(Excerpts from a figure dataset)
>> START
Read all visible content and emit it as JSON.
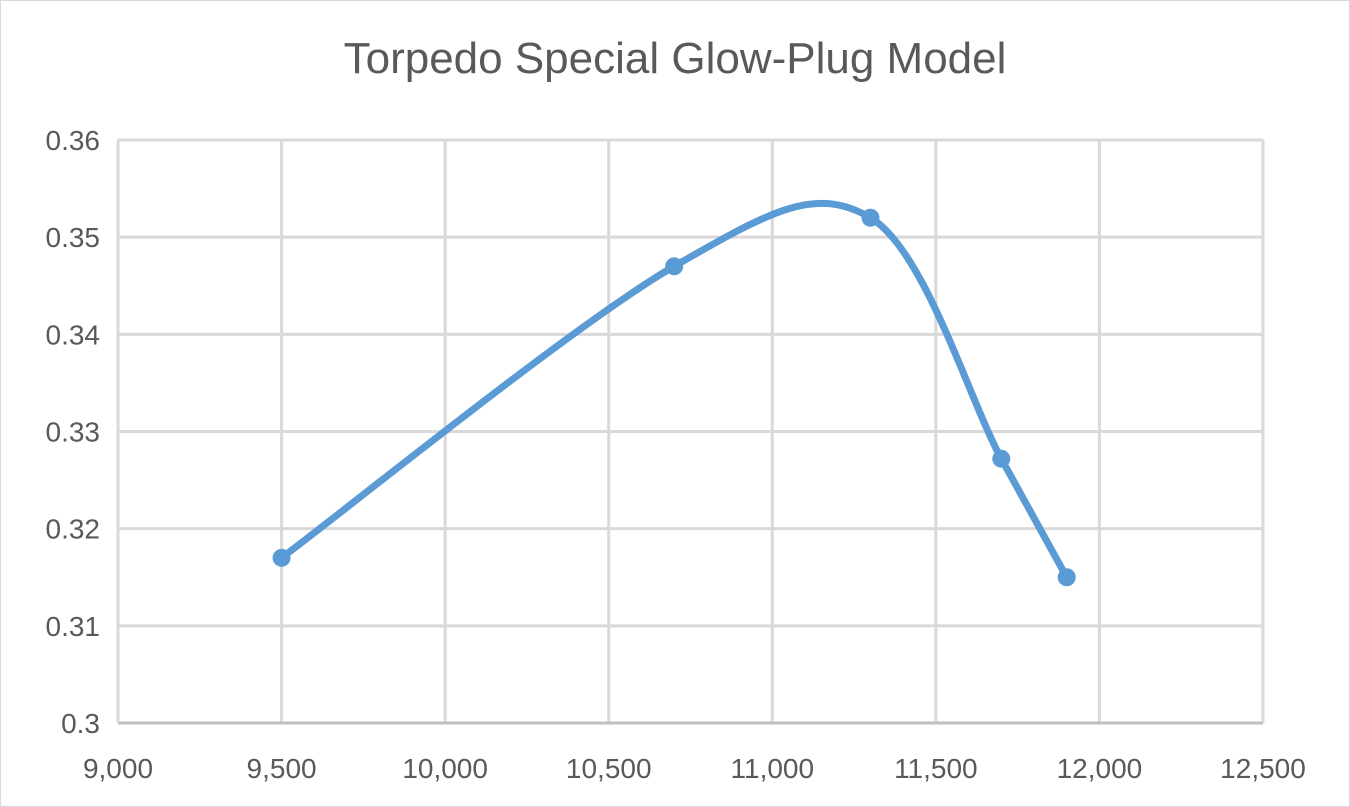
{
  "chart_data": {
    "type": "line",
    "title": "Torpedo Special Glow-Plug Model",
    "xlabel": "",
    "ylabel": "",
    "xlim": [
      9000,
      12500
    ],
    "ylim": [
      0.3,
      0.36
    ],
    "x_ticks": [
      "9,000",
      "9,500",
      "10,000",
      "10,500",
      "11,000",
      "11,500",
      "12,000",
      "12,500"
    ],
    "x_tick_values": [
      9000,
      9500,
      10000,
      10500,
      11000,
      11500,
      12000,
      12500
    ],
    "y_ticks": [
      "0.3",
      "0.31",
      "0.32",
      "0.33",
      "0.34",
      "0.35",
      "0.36"
    ],
    "y_tick_values": [
      0.3,
      0.31,
      0.32,
      0.33,
      0.34,
      0.35,
      0.36
    ],
    "grid": true,
    "legend": "none",
    "smooth": true,
    "series": [
      {
        "color": "#5b9bd5",
        "points": [
          {
            "x": 9500,
            "y": 0.317
          },
          {
            "x": 10700,
            "y": 0.347
          },
          {
            "x": 11300,
            "y": 0.352
          },
          {
            "x": 11700,
            "y": 0.3272
          },
          {
            "x": 11900,
            "y": 0.315
          }
        ]
      }
    ]
  }
}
>> END
*Requirement*. Leave out the pictures, and give all the records again exactly.

*Solution for this task*.
Read all visible content and emit it as JSON.
{
  "chart_data": {
    "type": "line",
    "title": "Torpedo Special Glow-Plug Model",
    "xlabel": "",
    "ylabel": "",
    "xlim": [
      9000,
      12500
    ],
    "ylim": [
      0.3,
      0.36
    ],
    "x_ticks": [
      "9,000",
      "9,500",
      "10,000",
      "10,500",
      "11,000",
      "11,500",
      "12,000",
      "12,500"
    ],
    "x_tick_values": [
      9000,
      9500,
      10000,
      10500,
      11000,
      11500,
      12000,
      12500
    ],
    "y_ticks": [
      "0.3",
      "0.31",
      "0.32",
      "0.33",
      "0.34",
      "0.35",
      "0.36"
    ],
    "y_tick_values": [
      0.3,
      0.31,
      0.32,
      0.33,
      0.34,
      0.35,
      0.36
    ],
    "grid": true,
    "legend": "none",
    "smooth": true,
    "series": [
      {
        "color": "#5b9bd5",
        "points": [
          {
            "x": 9500,
            "y": 0.317
          },
          {
            "x": 10700,
            "y": 0.347
          },
          {
            "x": 11300,
            "y": 0.352
          },
          {
            "x": 11700,
            "y": 0.3272
          },
          {
            "x": 11900,
            "y": 0.315
          }
        ]
      }
    ]
  }
}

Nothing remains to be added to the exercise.